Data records
□ □ □

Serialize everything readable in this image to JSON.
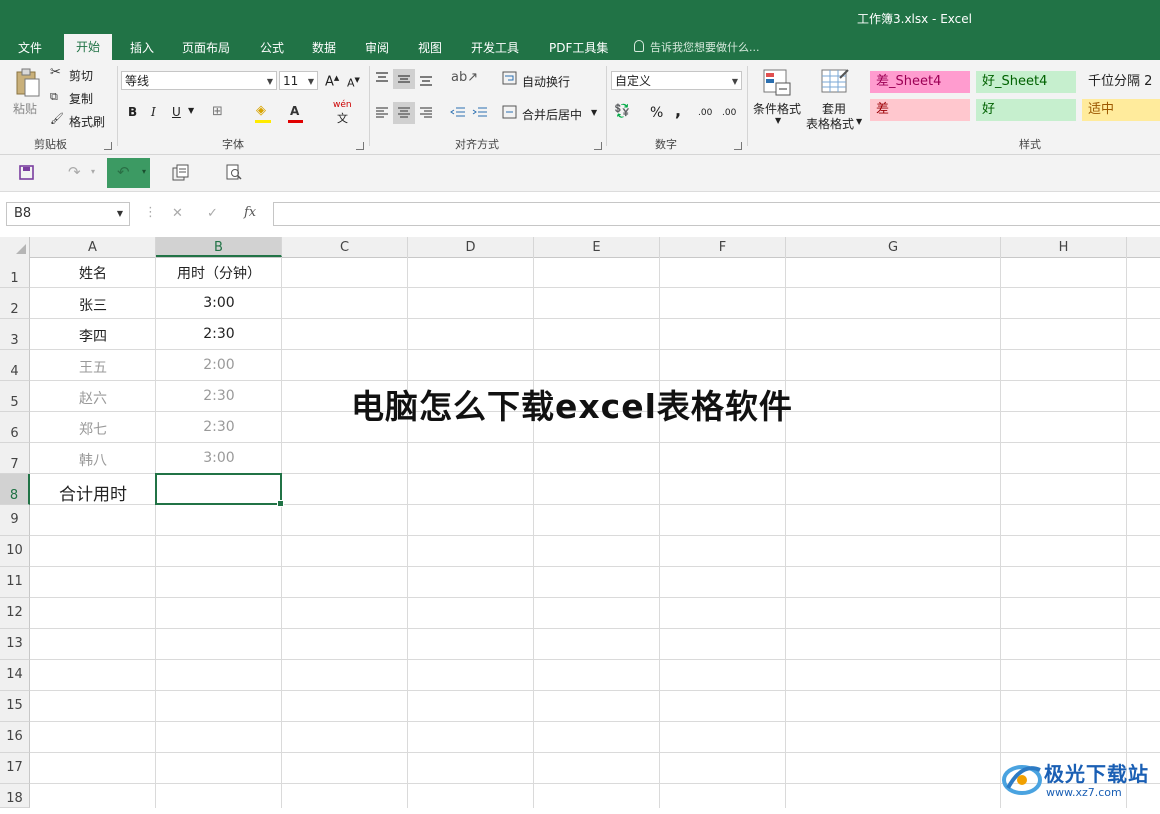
{
  "app": {
    "window_title": "工作簿3.xlsx - Excel"
  },
  "tabs": [
    "文件",
    "开始",
    "插入",
    "页面布局",
    "公式",
    "数据",
    "审阅",
    "视图",
    "开发工具",
    "PDF工具集"
  ],
  "active_tab": "开始",
  "tell_me": "告诉我您想要做什么...",
  "ribbon": {
    "clipboard": {
      "paste": "粘贴",
      "cut": "剪切",
      "copy": "复制",
      "format_painter": "格式刷",
      "group_label": "剪贴板"
    },
    "font": {
      "name": "等线",
      "size": "11",
      "bold": "B",
      "italic": "I",
      "underline": "U",
      "wen": "wén",
      "wen_char": "文",
      "group_label": "字体"
    },
    "alignment": {
      "wrap_text": "自动换行",
      "merge_center": "合并后居中",
      "group_label": "对齐方式"
    },
    "number": {
      "format": "自定义",
      "percent": "%",
      "comma": ",",
      "inc_dec": ".00",
      "group_label": "数字"
    },
    "styles": {
      "conditional": "条件格式",
      "table_format_1": "套用",
      "table_format_2": "表格格式",
      "group_label": "样式",
      "cells": [
        {
          "label": "差_Sheet4",
          "bg": "#ff9ccf",
          "fg": "#9c0055"
        },
        {
          "label": "好_Sheet4",
          "bg": "#c6efce",
          "fg": "#006100"
        },
        {
          "label": "千位分隔 2",
          "bg": "#f3f3f3",
          "fg": "#222222"
        },
        {
          "label": "差",
          "bg": "#ffc7ce",
          "fg": "#9c0006"
        },
        {
          "label": "好",
          "bg": "#c6efce",
          "fg": "#006100"
        },
        {
          "label": "适中",
          "bg": "#ffeb9c",
          "fg": "#9c5700"
        }
      ]
    }
  },
  "formula_bar": {
    "name_box": "B8",
    "fx": "fx",
    "cancel": "✕",
    "enter": "✓"
  },
  "sheet": {
    "columns": [
      "A",
      "B",
      "C",
      "D",
      "E",
      "F",
      "G",
      "H"
    ],
    "selected_column": "B",
    "rows": [
      "1",
      "2",
      "3",
      "4",
      "5",
      "6",
      "7",
      "8",
      "9",
      "10",
      "11",
      "12",
      "13",
      "14",
      "15",
      "16",
      "17",
      "18"
    ],
    "selected_row": "8",
    "cells": [
      [
        "姓名",
        "用时（分钟）"
      ],
      [
        "张三",
        "3:00"
      ],
      [
        "李四",
        "2:30"
      ],
      [
        "王五",
        "2:00"
      ],
      [
        "赵六",
        "2:30"
      ],
      [
        "郑七",
        "2:30"
      ],
      [
        "韩八",
        "3:00"
      ],
      [
        "合计用时",
        ""
      ]
    ]
  },
  "overlay": {
    "headline": "电脑怎么下载excel表格软件"
  },
  "watermark": {
    "brand": "极光下载站",
    "url": "www.xz7.com"
  },
  "colors": {
    "excel_green": "#217346",
    "ribbon_bg": "#f3f3f3"
  }
}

□ □ □

### INSTRUCTION
Make an exact copy of the whole listing, but don't bring over any pictures.

### ANSWER
Serialize everything readable in this image to JSON.
{
  "app": {
    "window_title": "工作簿3.xlsx - Excel"
  },
  "tabs": [
    "文件",
    "开始",
    "插入",
    "页面布局",
    "公式",
    "数据",
    "审阅",
    "视图",
    "开发工具",
    "PDF工具集"
  ],
  "active_tab": "开始",
  "tell_me": "告诉我您想要做什么...",
  "ribbon": {
    "clipboard": {
      "paste": "粘贴",
      "cut": "剪切",
      "copy": "复制",
      "format_painter": "格式刷",
      "group_label": "剪贴板"
    },
    "font": {
      "name": "等线",
      "size": "11",
      "bold": "B",
      "italic": "I",
      "underline": "U",
      "wen": "wén",
      "wen_char": "文",
      "group_label": "字体"
    },
    "alignment": {
      "wrap_text": "自动换行",
      "merge_center": "合并后居中",
      "group_label": "对齐方式"
    },
    "number": {
      "format": "自定义",
      "percent": "%",
      "comma": ",",
      "inc_dec": ".00",
      "group_label": "数字"
    },
    "styles": {
      "conditional": "条件格式",
      "table_format_1": "套用",
      "table_format_2": "表格格式",
      "group_label": "样式",
      "cells": [
        {
          "label": "差_Sheet4",
          "bg": "#ff9ccf",
          "fg": "#9c0055"
        },
        {
          "label": "好_Sheet4",
          "bg": "#c6efce",
          "fg": "#006100"
        },
        {
          "label": "千位分隔 2",
          "bg": "#f3f3f3",
          "fg": "#222222"
        },
        {
          "label": "差",
          "bg": "#ffc7ce",
          "fg": "#9c0006"
        },
        {
          "label": "好",
          "bg": "#c6efce",
          "fg": "#006100"
        },
        {
          "label": "适中",
          "bg": "#ffeb9c",
          "fg": "#9c5700"
        }
      ]
    }
  },
  "formula_bar": {
    "name_box": "B8",
    "fx": "fx",
    "cancel": "✕",
    "enter": "✓"
  },
  "sheet": {
    "columns": [
      "A",
      "B",
      "C",
      "D",
      "E",
      "F",
      "G",
      "H"
    ],
    "selected_column": "B",
    "rows": [
      "1",
      "2",
      "3",
      "4",
      "5",
      "6",
      "7",
      "8",
      "9",
      "10",
      "11",
      "12",
      "13",
      "14",
      "15",
      "16",
      "17",
      "18"
    ],
    "selected_row": "8",
    "cells": [
      [
        "姓名",
        "用时（分钟）"
      ],
      [
        "张三",
        "3:00"
      ],
      [
        "李四",
        "2:30"
      ],
      [
        "王五",
        "2:00"
      ],
      [
        "赵六",
        "2:30"
      ],
      [
        "郑七",
        "2:30"
      ],
      [
        "韩八",
        "3:00"
      ],
      [
        "合计用时",
        ""
      ]
    ]
  },
  "overlay": {
    "headline": "电脑怎么下载excel表格软件"
  },
  "watermark": {
    "brand": "极光下载站",
    "url": "www.xz7.com"
  },
  "colors": {
    "excel_green": "#217346",
    "ribbon_bg": "#f3f3f3"
  }
}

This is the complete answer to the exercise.